## Dataset entries:

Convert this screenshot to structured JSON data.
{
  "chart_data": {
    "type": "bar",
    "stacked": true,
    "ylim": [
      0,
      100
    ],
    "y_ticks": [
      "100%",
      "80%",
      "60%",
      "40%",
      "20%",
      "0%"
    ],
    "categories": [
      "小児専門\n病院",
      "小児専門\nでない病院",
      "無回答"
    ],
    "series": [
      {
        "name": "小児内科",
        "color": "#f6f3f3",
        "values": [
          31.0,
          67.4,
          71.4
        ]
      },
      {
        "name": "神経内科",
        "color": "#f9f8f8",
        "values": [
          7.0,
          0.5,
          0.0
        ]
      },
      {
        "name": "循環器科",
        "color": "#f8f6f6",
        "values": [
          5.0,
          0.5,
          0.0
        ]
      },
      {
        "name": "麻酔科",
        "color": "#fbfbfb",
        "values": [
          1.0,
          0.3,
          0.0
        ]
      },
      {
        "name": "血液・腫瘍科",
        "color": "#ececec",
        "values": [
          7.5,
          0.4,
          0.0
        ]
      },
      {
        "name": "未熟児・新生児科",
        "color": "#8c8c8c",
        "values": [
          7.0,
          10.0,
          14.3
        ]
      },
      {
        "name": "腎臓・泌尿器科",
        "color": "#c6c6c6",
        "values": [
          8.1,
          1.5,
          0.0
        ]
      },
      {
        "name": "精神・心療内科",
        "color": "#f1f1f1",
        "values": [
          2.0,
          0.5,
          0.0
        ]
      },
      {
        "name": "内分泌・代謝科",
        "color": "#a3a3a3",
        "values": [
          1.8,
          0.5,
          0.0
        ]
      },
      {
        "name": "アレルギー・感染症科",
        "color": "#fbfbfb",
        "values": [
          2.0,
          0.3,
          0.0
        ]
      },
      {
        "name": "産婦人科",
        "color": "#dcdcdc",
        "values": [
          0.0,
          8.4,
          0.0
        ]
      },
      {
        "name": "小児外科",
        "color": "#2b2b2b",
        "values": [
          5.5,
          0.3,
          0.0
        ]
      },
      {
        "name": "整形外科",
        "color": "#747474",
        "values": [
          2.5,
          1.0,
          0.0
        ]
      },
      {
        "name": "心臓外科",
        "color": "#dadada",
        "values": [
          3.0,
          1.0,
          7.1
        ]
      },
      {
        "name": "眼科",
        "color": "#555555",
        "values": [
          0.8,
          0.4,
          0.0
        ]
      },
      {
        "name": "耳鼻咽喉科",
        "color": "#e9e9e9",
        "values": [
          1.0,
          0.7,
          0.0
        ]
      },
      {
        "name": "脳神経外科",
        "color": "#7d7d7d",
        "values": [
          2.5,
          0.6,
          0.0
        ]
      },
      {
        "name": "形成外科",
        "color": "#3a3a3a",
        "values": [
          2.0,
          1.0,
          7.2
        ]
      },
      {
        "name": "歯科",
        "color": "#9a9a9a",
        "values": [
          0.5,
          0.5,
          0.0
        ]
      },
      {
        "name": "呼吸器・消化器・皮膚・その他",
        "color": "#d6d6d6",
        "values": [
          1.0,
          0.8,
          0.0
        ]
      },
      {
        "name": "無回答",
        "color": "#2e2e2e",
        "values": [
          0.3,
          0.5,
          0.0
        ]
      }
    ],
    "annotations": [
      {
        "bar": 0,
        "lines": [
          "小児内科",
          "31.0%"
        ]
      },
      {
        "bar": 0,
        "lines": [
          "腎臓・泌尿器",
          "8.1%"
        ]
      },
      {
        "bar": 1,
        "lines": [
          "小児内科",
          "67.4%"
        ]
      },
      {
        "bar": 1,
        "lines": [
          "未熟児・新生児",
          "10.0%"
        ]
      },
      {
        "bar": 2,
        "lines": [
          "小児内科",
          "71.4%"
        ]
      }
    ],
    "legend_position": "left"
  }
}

## Aim:
Give the listing above again, word for word.

## Result of this task:
Convert this screenshot to structured JSON data.
{
  "chart_data": {
    "type": "bar",
    "stacked": true,
    "ylim": [
      0,
      100
    ],
    "y_ticks": [
      "100%",
      "80%",
      "60%",
      "40%",
      "20%",
      "0%"
    ],
    "categories": [
      "小児専門\n病院",
      "小児専門\nでない病院",
      "無回答"
    ],
    "series": [
      {
        "name": "小児内科",
        "color": "#f6f3f3",
        "values": [
          31.0,
          67.4,
          71.4
        ]
      },
      {
        "name": "神経内科",
        "color": "#f9f8f8",
        "values": [
          7.0,
          0.5,
          0.0
        ]
      },
      {
        "name": "循環器科",
        "color": "#f8f6f6",
        "values": [
          5.0,
          0.5,
          0.0
        ]
      },
      {
        "name": "麻酔科",
        "color": "#fbfbfb",
        "values": [
          1.0,
          0.3,
          0.0
        ]
      },
      {
        "name": "血液・腫瘍科",
        "color": "#ececec",
        "values": [
          7.5,
          0.4,
          0.0
        ]
      },
      {
        "name": "未熟児・新生児科",
        "color": "#8c8c8c",
        "values": [
          7.0,
          10.0,
          14.3
        ]
      },
      {
        "name": "腎臓・泌尿器科",
        "color": "#c6c6c6",
        "values": [
          8.1,
          1.5,
          0.0
        ]
      },
      {
        "name": "精神・心療内科",
        "color": "#f1f1f1",
        "values": [
          2.0,
          0.5,
          0.0
        ]
      },
      {
        "name": "内分泌・代謝科",
        "color": "#a3a3a3",
        "values": [
          1.8,
          0.5,
          0.0
        ]
      },
      {
        "name": "アレルギー・感染症科",
        "color": "#fbfbfb",
        "values": [
          2.0,
          0.3,
          0.0
        ]
      },
      {
        "name": "産婦人科",
        "color": "#dcdcdc",
        "values": [
          0.0,
          8.4,
          0.0
        ]
      },
      {
        "name": "小児外科",
        "color": "#2b2b2b",
        "values": [
          5.5,
          0.3,
          0.0
        ]
      },
      {
        "name": "整形外科",
        "color": "#747474",
        "values": [
          2.5,
          1.0,
          0.0
        ]
      },
      {
        "name": "心臓外科",
        "color": "#dadada",
        "values": [
          3.0,
          1.0,
          7.1
        ]
      },
      {
        "name": "眼科",
        "color": "#555555",
        "values": [
          0.8,
          0.4,
          0.0
        ]
      },
      {
        "name": "耳鼻咽喉科",
        "color": "#e9e9e9",
        "values": [
          1.0,
          0.7,
          0.0
        ]
      },
      {
        "name": "脳神経外科",
        "color": "#7d7d7d",
        "values": [
          2.5,
          0.6,
          0.0
        ]
      },
      {
        "name": "形成外科",
        "color": "#3a3a3a",
        "values": [
          2.0,
          1.0,
          7.2
        ]
      },
      {
        "name": "歯科",
        "color": "#9a9a9a",
        "values": [
          0.5,
          0.5,
          0.0
        ]
      },
      {
        "name": "呼吸器・消化器・皮膚・その他",
        "color": "#d6d6d6",
        "values": [
          1.0,
          0.8,
          0.0
        ]
      },
      {
        "name": "無回答",
        "color": "#2e2e2e",
        "values": [
          0.3,
          0.5,
          0.0
        ]
      }
    ],
    "annotations": [
      {
        "bar": 0,
        "lines": [
          "小児内科",
          "31.0%"
        ]
      },
      {
        "bar": 0,
        "lines": [
          "腎臓・泌尿器",
          "8.1%"
        ]
      },
      {
        "bar": 1,
        "lines": [
          "小児内科",
          "67.4%"
        ]
      },
      {
        "bar": 1,
        "lines": [
          "未熟児・新生児",
          "10.0%"
        ]
      },
      {
        "bar": 2,
        "lines": [
          "小児内科",
          "71.4%"
        ]
      }
    ],
    "legend_position": "left"
  }
}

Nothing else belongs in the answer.